Assemble all lines in which the string "Over" appears.

Dataset items
▶

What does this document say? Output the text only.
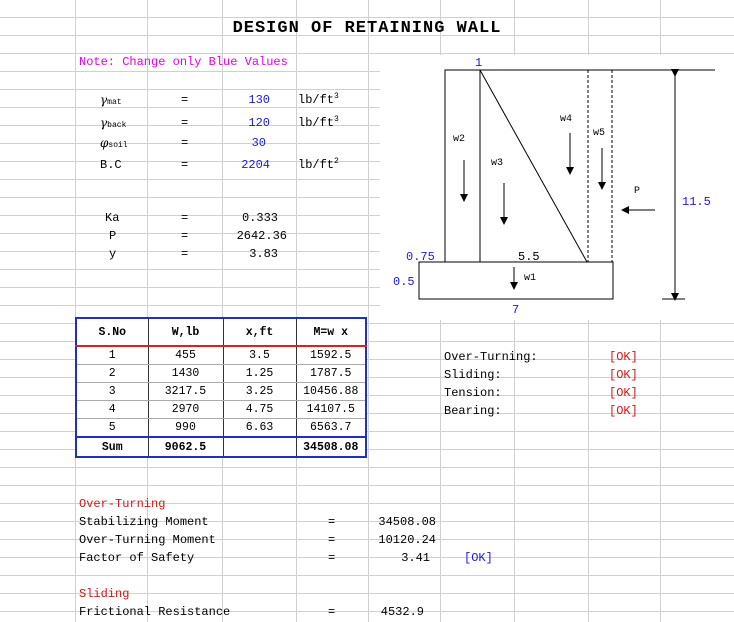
DESIGN OF RETAINING WALL
Note: Change only Blue Values
γmat	=	130 $lb/ft^3$
γback	=	120 $lb/ft^3$
φsoil	=	30
B.C	=	2204 $lb/ft^2$
Ka	=	0.333
P	=	2642.36
y	=	3.83
S.No	W,lb	x,ft	M=w x
1	455	3.5	1592.5
2	1430	1.25	1787.5
3	3217.5	3.25	10456.88
4	2970	4.75	14107.5
5	990	6.63	6563.7
Sum	9062.5		34508.08
Over-Turning:	[OK]
Sliding:	[OK]
Tension:	[OK]
Bearing:	[OK]
Over-Turning
Stabilizing Moment	=	34508.08
Over-Turning Moment	=	10120.24
Factor of Safety	=	3.41	[OK]
Sliding
Frictional Resistance	=	4532.9
1
11.5
0.75	5.5
0.5
7
w2
w3
w4
w5
P
w1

◀

RESPONSE TO THIS EXERCISE:
Over-Turning:	[OK]
Over-Turning
Over-Turning Moment	=	10120.24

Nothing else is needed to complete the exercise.